**Recorded data**
════════════════

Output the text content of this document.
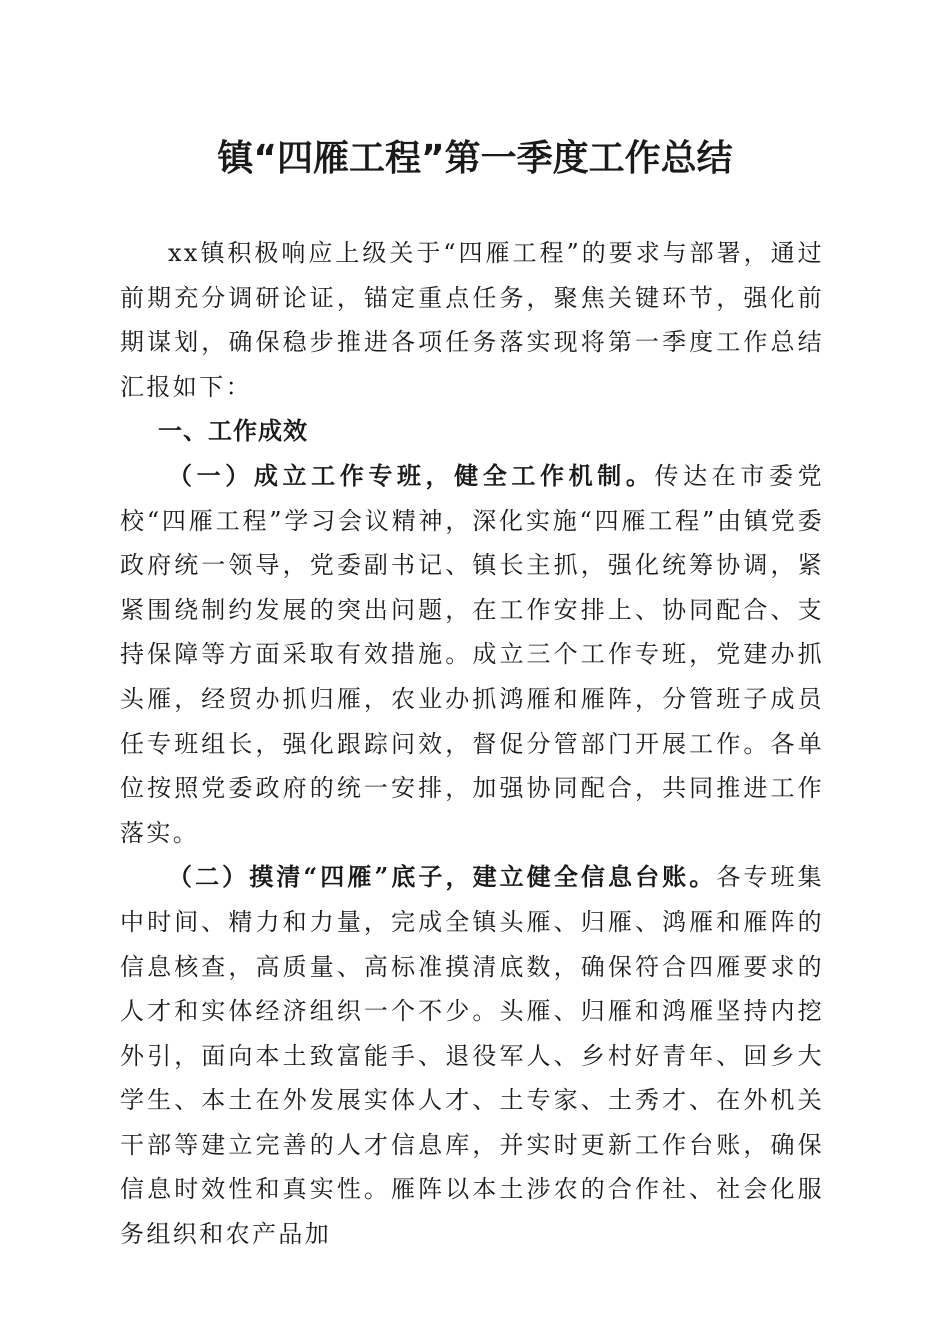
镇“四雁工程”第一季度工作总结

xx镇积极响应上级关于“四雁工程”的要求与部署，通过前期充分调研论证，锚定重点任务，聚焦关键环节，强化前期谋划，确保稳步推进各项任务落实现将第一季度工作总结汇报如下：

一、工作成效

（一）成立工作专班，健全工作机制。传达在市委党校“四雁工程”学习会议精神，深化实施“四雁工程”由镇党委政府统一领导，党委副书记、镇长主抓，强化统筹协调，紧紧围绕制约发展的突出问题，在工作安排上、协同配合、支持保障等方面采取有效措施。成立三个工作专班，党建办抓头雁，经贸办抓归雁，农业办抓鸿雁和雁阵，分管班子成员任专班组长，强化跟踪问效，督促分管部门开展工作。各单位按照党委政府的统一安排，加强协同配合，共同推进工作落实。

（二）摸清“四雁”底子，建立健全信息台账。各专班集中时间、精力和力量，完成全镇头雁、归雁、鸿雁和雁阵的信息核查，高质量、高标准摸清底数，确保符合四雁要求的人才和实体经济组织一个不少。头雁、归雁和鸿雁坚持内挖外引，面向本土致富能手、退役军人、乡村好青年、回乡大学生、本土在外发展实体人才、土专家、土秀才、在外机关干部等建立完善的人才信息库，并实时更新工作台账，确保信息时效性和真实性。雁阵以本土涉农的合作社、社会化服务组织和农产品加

════════════════

**The exercise**
Set down every entry word for word, but omit the pictures.

**Task response**
Output the text content of this document.
镇“四雁工程”第一季度工作总结

xx镇积极响应上级关于“四雁工程”的要求与部署，通过前期充分调研论证，锚定重点任务，聚焦关键环节，强化前期谋划，确保稳步推进各项任务落实现将第一季度工作总结汇报如下：

一、工作成效

（一）成立工作专班，健全工作机制。传达在市委党校“四雁工程”学习会议精神，深化实施“四雁工程”由镇党委政府统一领导，党委副书记、镇长主抓，强化统筹协调，紧紧围绕制约发展的突出问题，在工作安排上、协同配合、支持保障等方面采取有效措施。成立三个工作专班，党建办抓头雁，经贸办抓归雁，农业办抓鸿雁和雁阵，分管班子成员任专班组长，强化跟踪问效，督促分管部门开展工作。各单位按照党委政府的统一安排，加强协同配合，共同推进工作落实。

（二）摸清“四雁”底子，建立健全信息台账。各专班集中时间、精力和力量，完成全镇头雁、归雁、鸿雁和雁阵的信息核查，高质量、高标准摸清底数，确保符合四雁要求的人才和实体经济组织一个不少。头雁、归雁和鸿雁坚持内挖外引，面向本土致富能手、退役军人、乡村好青年、回乡大学生、本土在外发展实体人才、土专家、土秀才、在外机关干部等建立完善的人才信息库，并实时更新工作台账，确保信息时效性和真实性。雁阵以本土涉农的合作社、社会化服务组织和农产品加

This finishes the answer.